## Task
Copy all entries verbatim and keep any pictures out of the copy.

(Figure content listings)
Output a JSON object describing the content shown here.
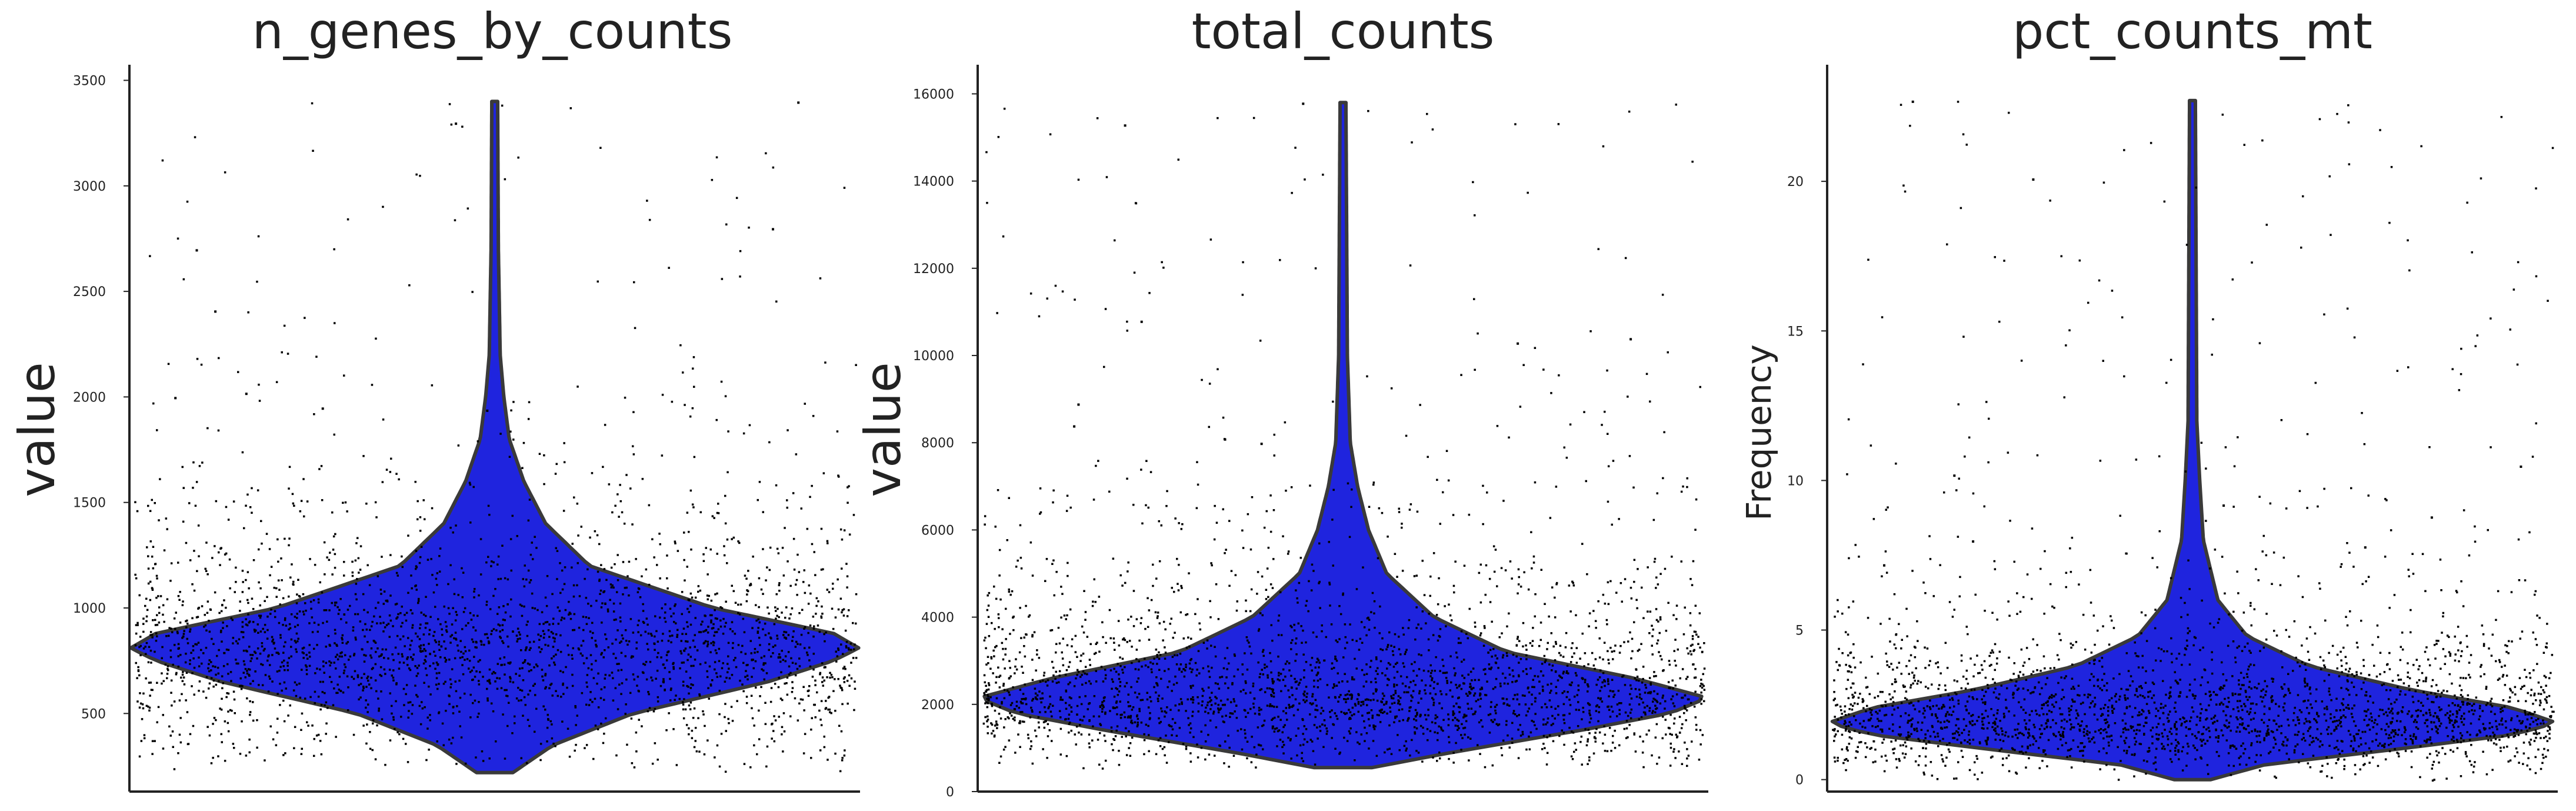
{
  "colors": {
    "violin_fill": "#1f24de",
    "violin_edge": "#3a3a3a",
    "points": "#000000",
    "axes": "#222222",
    "background": "#ffffff"
  },
  "chart_data": [
    {
      "type": "violin",
      "title": "n_genes_by_counts",
      "ylabel": "value",
      "xlabel": "",
      "ylim": [
        130,
        3560
      ],
      "yticks": [
        500,
        1000,
        1500,
        2000,
        2500,
        3000,
        3500
      ],
      "grid": false,
      "legend": "none",
      "density_profile": [
        [
          220,
          0.05
        ],
        [
          350,
          0.16
        ],
        [
          500,
          0.38
        ],
        [
          650,
          0.75
        ],
        [
          750,
          0.93
        ],
        [
          810,
          1.0
        ],
        [
          880,
          0.93
        ],
        [
          1000,
          0.6
        ],
        [
          1200,
          0.26
        ],
        [
          1400,
          0.14
        ],
        [
          1600,
          0.08
        ],
        [
          1800,
          0.04
        ],
        [
          2000,
          0.025
        ],
        [
          2200,
          0.015
        ],
        [
          2700,
          0.01
        ],
        [
          3400,
          0.008
        ]
      ],
      "distribution": {
        "median": 820,
        "iqr": [
          640,
          1060
        ],
        "min": 220,
        "max": 3400
      },
      "outliers": [
        3400,
        3300,
        2800,
        2700,
        2410,
        2000,
        1950,
        1940,
        2020
      ]
    },
    {
      "type": "violin",
      "title": "total_counts",
      "ylabel": "value",
      "xlabel": "",
      "ylim": [
        0,
        16600
      ],
      "yticks": [
        0,
        2000,
        4000,
        6000,
        8000,
        10000,
        12000,
        14000,
        16000
      ],
      "grid": false,
      "legend": "none",
      "density_profile": [
        [
          550,
          0.08
        ],
        [
          900,
          0.3
        ],
        [
          1400,
          0.65
        ],
        [
          1800,
          0.9
        ],
        [
          2150,
          1.0
        ],
        [
          2600,
          0.8
        ],
        [
          3200,
          0.45
        ],
        [
          4000,
          0.25
        ],
        [
          5000,
          0.12
        ],
        [
          6000,
          0.07
        ],
        [
          7000,
          0.04
        ],
        [
          8000,
          0.02
        ],
        [
          10000,
          0.012
        ],
        [
          15800,
          0.008
        ]
      ],
      "distribution": {
        "median": 2150,
        "iqr": [
          1600,
          2900
        ],
        "min": 550,
        "max": 15800
      },
      "outliers": [
        15800,
        15300,
        10800,
        10300,
        10400,
        8400,
        8900,
        8000,
        8100
      ]
    },
    {
      "type": "violin",
      "title": "pct_counts_mt",
      "ylabel": "Frequency",
      "xlabel": "",
      "ylim": [
        -0.4,
        23.8
      ],
      "yticks": [
        0,
        5,
        10,
        15,
        20
      ],
      "grid": false,
      "legend": "none",
      "density_profile": [
        [
          0.0,
          0.05
        ],
        [
          0.5,
          0.2
        ],
        [
          1.0,
          0.55
        ],
        [
          1.5,
          0.88
        ],
        [
          1.9,
          1.0
        ],
        [
          2.4,
          0.88
        ],
        [
          3.0,
          0.6
        ],
        [
          3.8,
          0.32
        ],
        [
          4.8,
          0.15
        ],
        [
          6.0,
          0.07
        ],
        [
          8.0,
          0.03
        ],
        [
          10.0,
          0.02
        ],
        [
          12.0,
          0.012
        ],
        [
          22.7,
          0.008
        ]
      ],
      "distribution": {
        "median": 1.9,
        "iqr": [
          1.4,
          2.6
        ],
        "min": 0.0,
        "max": 22.7
      },
      "outliers": [
        22.7,
        20.1,
        10.5,
        10.2,
        9.2,
        8.8,
        8.0,
        7.8,
        7.2
      ]
    }
  ]
}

## Reply
Output a JSON object describing the content shown here.
{
  "colors": {
    "violin_fill": "#1f24de",
    "violin_edge": "#3a3a3a",
    "points": "#000000",
    "axes": "#222222",
    "background": "#ffffff"
  },
  "chart_data": [
    {
      "type": "violin",
      "title": "n_genes_by_counts",
      "ylabel": "value",
      "xlabel": "",
      "ylim": [
        130,
        3560
      ],
      "yticks": [
        500,
        1000,
        1500,
        2000,
        2500,
        3000,
        3500
      ],
      "grid": false,
      "legend": "none",
      "density_profile": [
        [
          220,
          0.05
        ],
        [
          350,
          0.16
        ],
        [
          500,
          0.38
        ],
        [
          650,
          0.75
        ],
        [
          750,
          0.93
        ],
        [
          810,
          1.0
        ],
        [
          880,
          0.93
        ],
        [
          1000,
          0.6
        ],
        [
          1200,
          0.26
        ],
        [
          1400,
          0.14
        ],
        [
          1600,
          0.08
        ],
        [
          1800,
          0.04
        ],
        [
          2000,
          0.025
        ],
        [
          2200,
          0.015
        ],
        [
          2700,
          0.01
        ],
        [
          3400,
          0.008
        ]
      ],
      "distribution": {
        "median": 820,
        "iqr": [
          640,
          1060
        ],
        "min": 220,
        "max": 3400
      },
      "outliers": [
        3400,
        3300,
        2800,
        2700,
        2410,
        2000,
        1950,
        1940,
        2020
      ]
    },
    {
      "type": "violin",
      "title": "total_counts",
      "ylabel": "value",
      "xlabel": "",
      "ylim": [
        0,
        16600
      ],
      "yticks": [
        0,
        2000,
        4000,
        6000,
        8000,
        10000,
        12000,
        14000,
        16000
      ],
      "grid": false,
      "legend": "none",
      "density_profile": [
        [
          550,
          0.08
        ],
        [
          900,
          0.3
        ],
        [
          1400,
          0.65
        ],
        [
          1800,
          0.9
        ],
        [
          2150,
          1.0
        ],
        [
          2600,
          0.8
        ],
        [
          3200,
          0.45
        ],
        [
          4000,
          0.25
        ],
        [
          5000,
          0.12
        ],
        [
          6000,
          0.07
        ],
        [
          7000,
          0.04
        ],
        [
          8000,
          0.02
        ],
        [
          10000,
          0.012
        ],
        [
          15800,
          0.008
        ]
      ],
      "distribution": {
        "median": 2150,
        "iqr": [
          1600,
          2900
        ],
        "min": 550,
        "max": 15800
      },
      "outliers": [
        15800,
        15300,
        10800,
        10300,
        10400,
        8400,
        8900,
        8000,
        8100
      ]
    },
    {
      "type": "violin",
      "title": "pct_counts_mt",
      "ylabel": "Frequency",
      "xlabel": "",
      "ylim": [
        -0.4,
        23.8
      ],
      "yticks": [
        0,
        5,
        10,
        15,
        20
      ],
      "grid": false,
      "legend": "none",
      "density_profile": [
        [
          0.0,
          0.05
        ],
        [
          0.5,
          0.2
        ],
        [
          1.0,
          0.55
        ],
        [
          1.5,
          0.88
        ],
        [
          1.9,
          1.0
        ],
        [
          2.4,
          0.88
        ],
        [
          3.0,
          0.6
        ],
        [
          3.8,
          0.32
        ],
        [
          4.8,
          0.15
        ],
        [
          6.0,
          0.07
        ],
        [
          8.0,
          0.03
        ],
        [
          10.0,
          0.02
        ],
        [
          12.0,
          0.012
        ],
        [
          22.7,
          0.008
        ]
      ],
      "distribution": {
        "median": 1.9,
        "iqr": [
          1.4,
          2.6
        ],
        "min": 0.0,
        "max": 22.7
      },
      "outliers": [
        22.7,
        20.1,
        10.5,
        10.2,
        9.2,
        8.8,
        8.0,
        7.8,
        7.2
      ]
    }
  ]
}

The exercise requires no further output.